> Objetivo
Convierte todas las líneas del listado en una lista numerada y omite las líneas en blanco.
++++ Datos proporcionados
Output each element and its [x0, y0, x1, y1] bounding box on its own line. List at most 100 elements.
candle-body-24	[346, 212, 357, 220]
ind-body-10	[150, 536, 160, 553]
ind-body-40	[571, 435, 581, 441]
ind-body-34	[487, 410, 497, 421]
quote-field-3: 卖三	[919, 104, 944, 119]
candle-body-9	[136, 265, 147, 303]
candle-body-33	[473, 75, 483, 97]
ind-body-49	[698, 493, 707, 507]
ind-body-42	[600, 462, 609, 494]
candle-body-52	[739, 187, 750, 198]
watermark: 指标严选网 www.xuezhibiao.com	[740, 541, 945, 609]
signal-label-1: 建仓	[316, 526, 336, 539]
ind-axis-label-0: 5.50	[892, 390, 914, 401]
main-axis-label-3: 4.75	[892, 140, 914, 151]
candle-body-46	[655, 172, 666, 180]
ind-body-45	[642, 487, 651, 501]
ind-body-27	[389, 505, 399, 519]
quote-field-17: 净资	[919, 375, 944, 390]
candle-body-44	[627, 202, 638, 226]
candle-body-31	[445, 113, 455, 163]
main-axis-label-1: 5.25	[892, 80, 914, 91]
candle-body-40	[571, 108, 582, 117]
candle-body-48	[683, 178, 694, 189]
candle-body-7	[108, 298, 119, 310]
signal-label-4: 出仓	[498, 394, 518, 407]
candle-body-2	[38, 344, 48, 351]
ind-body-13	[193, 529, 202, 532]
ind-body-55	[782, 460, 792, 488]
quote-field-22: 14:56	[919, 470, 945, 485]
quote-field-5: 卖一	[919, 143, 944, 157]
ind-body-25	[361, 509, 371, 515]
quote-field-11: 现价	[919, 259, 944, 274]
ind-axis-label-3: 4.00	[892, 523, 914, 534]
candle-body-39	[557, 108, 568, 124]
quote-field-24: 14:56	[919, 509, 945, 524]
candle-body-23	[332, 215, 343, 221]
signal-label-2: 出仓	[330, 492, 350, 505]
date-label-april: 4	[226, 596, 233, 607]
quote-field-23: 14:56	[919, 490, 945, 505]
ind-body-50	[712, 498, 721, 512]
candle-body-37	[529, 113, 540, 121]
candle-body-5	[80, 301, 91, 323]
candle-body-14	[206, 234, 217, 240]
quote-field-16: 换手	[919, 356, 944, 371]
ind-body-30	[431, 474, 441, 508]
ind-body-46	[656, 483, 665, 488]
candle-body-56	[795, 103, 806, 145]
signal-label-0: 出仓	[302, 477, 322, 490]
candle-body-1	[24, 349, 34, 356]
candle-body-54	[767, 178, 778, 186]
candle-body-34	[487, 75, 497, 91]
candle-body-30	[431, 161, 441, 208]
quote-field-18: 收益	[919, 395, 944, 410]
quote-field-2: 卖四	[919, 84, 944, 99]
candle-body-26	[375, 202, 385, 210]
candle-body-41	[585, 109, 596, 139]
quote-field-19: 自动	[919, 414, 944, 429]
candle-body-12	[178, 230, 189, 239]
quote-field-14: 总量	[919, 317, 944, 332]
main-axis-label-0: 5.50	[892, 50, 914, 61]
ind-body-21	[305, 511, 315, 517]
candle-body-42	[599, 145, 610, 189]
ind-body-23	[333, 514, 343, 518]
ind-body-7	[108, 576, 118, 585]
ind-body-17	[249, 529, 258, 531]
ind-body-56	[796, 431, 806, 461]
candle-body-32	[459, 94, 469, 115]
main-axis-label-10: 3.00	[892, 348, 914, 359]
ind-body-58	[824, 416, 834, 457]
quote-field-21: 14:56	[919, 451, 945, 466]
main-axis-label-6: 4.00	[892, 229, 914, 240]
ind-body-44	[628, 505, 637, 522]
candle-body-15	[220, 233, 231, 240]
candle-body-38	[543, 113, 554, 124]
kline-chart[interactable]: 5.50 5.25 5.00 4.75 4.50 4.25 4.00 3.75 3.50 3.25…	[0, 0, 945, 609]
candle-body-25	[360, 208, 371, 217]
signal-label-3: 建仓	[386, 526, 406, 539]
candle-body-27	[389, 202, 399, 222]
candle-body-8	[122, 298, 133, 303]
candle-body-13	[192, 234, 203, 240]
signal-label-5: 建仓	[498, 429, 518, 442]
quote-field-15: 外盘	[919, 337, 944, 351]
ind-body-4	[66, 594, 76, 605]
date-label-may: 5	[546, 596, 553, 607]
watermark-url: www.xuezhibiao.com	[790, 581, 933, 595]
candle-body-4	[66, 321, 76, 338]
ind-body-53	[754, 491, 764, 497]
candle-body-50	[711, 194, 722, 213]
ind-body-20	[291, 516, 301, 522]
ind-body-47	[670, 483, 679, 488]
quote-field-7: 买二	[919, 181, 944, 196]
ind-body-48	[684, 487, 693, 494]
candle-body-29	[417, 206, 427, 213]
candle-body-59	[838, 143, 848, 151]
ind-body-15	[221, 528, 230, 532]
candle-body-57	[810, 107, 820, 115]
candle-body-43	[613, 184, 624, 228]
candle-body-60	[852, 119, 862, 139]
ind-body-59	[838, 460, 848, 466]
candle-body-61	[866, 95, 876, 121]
++++++++
> Solución completa
1. Output each element and its [x0, y0, x1, y1] bounding box on its own line. List at most 100 elements.
2. candle-body-24	[346, 212, 357, 220]
3. ind-body-10	[150, 536, 160, 553]
4. ind-body-40	[571, 435, 581, 441]
5. ind-body-34	[487, 410, 497, 421]
6. quote-field-3: 卖三	[919, 104, 944, 119]
7. candle-body-9	[136, 265, 147, 303]
8. candle-body-33	[473, 75, 483, 97]
9. ind-body-49	[698, 493, 707, 507]
10. ind-body-42	[600, 462, 609, 494]
11. candle-body-52	[739, 187, 750, 198]
12. watermark: 指标严选网 www.xuezhibiao.com	[740, 541, 945, 609]
13. signal-label-1: 建仓	[316, 526, 336, 539]
14. ind-axis-label-0: 5.50	[892, 390, 914, 401]
15. main-axis-label-3: 4.75	[892, 140, 914, 151]
16. candle-body-46	[655, 172, 666, 180]
17. ind-body-45	[642, 487, 651, 501]
18. ind-body-27	[389, 505, 399, 519]
19. quote-field-17: 净资	[919, 375, 944, 390]
20. candle-body-44	[627, 202, 638, 226]
21. candle-body-31	[445, 113, 455, 163]
22. main-axis-label-1: 5.25	[892, 80, 914, 91]
23. candle-body-40	[571, 108, 582, 117]
24. candle-body-48	[683, 178, 694, 189]
25. candle-body-7	[108, 298, 119, 310]
26. signal-label-4: 出仓	[498, 394, 518, 407]
27. candle-body-2	[38, 344, 48, 351]
28. ind-body-13	[193, 529, 202, 532]
29. ind-body-55	[782, 460, 792, 488]
30. quote-field-22: 14:56	[919, 470, 945, 485]
31. quote-field-5: 卖一	[919, 143, 944, 157]
32. ind-body-25	[361, 509, 371, 515]
33. quote-field-11: 现价	[919, 259, 944, 274]
34. ind-axis-label-3: 4.00	[892, 523, 914, 534]
35. candle-body-39	[557, 108, 568, 124]
36. quote-field-24: 14:56	[919, 509, 945, 524]
37. candle-body-23	[332, 215, 343, 221]
38. signal-label-2: 出仓	[330, 492, 350, 505]
39. date-label-april: 4	[226, 596, 233, 607]
40. quote-field-23: 14:56	[919, 490, 945, 505]
41. ind-body-50	[712, 498, 721, 512]
42. candle-body-37	[529, 113, 540, 121]
43. candle-body-5	[80, 301, 91, 323]
44. candle-body-14	[206, 234, 217, 240]
45. quote-field-16: 换手	[919, 356, 944, 371]
46. ind-body-30	[431, 474, 441, 508]
47. ind-body-46	[656, 483, 665, 488]
48. candle-body-56	[795, 103, 806, 145]
49. signal-label-0: 出仓	[302, 477, 322, 490]
50. candle-body-1	[24, 349, 34, 356]
51. candle-body-54	[767, 178, 778, 186]
52. candle-body-34	[487, 75, 497, 91]
53. candle-body-30	[431, 161, 441, 208]
54. quote-field-18: 收益	[919, 395, 944, 410]
55. quote-field-2: 卖四	[919, 84, 944, 99]
56. candle-body-26	[375, 202, 385, 210]
57. candle-body-41	[585, 109, 596, 139]
58. quote-field-19: 自动	[919, 414, 944, 429]
59. candle-body-12	[178, 230, 189, 239]
60. quote-field-14: 总量	[919, 317, 944, 332]
61. main-axis-label-0: 5.50	[892, 50, 914, 61]
62. ind-body-21	[305, 511, 315, 517]
63. candle-body-42	[599, 145, 610, 189]
64. ind-body-23	[333, 514, 343, 518]
65. ind-body-7	[108, 576, 118, 585]
66. ind-body-17	[249, 529, 258, 531]
67. ind-body-56	[796, 431, 806, 461]
68. candle-body-32	[459, 94, 469, 115]
69. main-axis-label-10: 3.00	[892, 348, 914, 359]
70. ind-body-58	[824, 416, 834, 457]
71. quote-field-21: 14:56	[919, 451, 945, 466]
72. main-axis-label-6: 4.00	[892, 229, 914, 240]
73. ind-body-44	[628, 505, 637, 522]
74. candle-body-15	[220, 233, 231, 240]
75. candle-body-38	[543, 113, 554, 124]
76. kline-chart[interactable]: 5.50 5.25 5.00 4.75 4.50 4.25 4.00 3.75 3.50 3.25…	[0, 0, 945, 609]
77. candle-body-25	[360, 208, 371, 217]
78. signal-label-3: 建仓	[386, 526, 406, 539]
79. candle-body-27	[389, 202, 399, 222]
80. candle-body-8	[122, 298, 133, 303]
81. candle-body-13	[192, 234, 203, 240]
82. signal-label-5: 建仓	[498, 429, 518, 442]
83. quote-field-15: 外盘	[919, 337, 944, 351]
84. ind-body-4	[66, 594, 76, 605]
85. date-label-may: 5	[546, 596, 553, 607]
86. watermark-url: www.xuezhibiao.com	[790, 581, 933, 595]
87. candle-body-4	[66, 321, 76, 338]
88. ind-body-53	[754, 491, 764, 497]
89. candle-body-50	[711, 194, 722, 213]
90. ind-body-20	[291, 516, 301, 522]
91. ind-body-47	[670, 483, 679, 488]
92. quote-field-7: 买二	[919, 181, 944, 196]
93. ind-body-48	[684, 487, 693, 494]
94. candle-body-29	[417, 206, 427, 213]
95. candle-body-59	[838, 143, 848, 151]
96. ind-body-15	[221, 528, 230, 532]
97. candle-body-57	[810, 107, 820, 115]
98. candle-body-43	[613, 184, 624, 228]
99. candle-body-60	[852, 119, 862, 139]
100. ind-body-59	[838, 460, 848, 466]
101. candle-body-61	[866, 95, 876, 121]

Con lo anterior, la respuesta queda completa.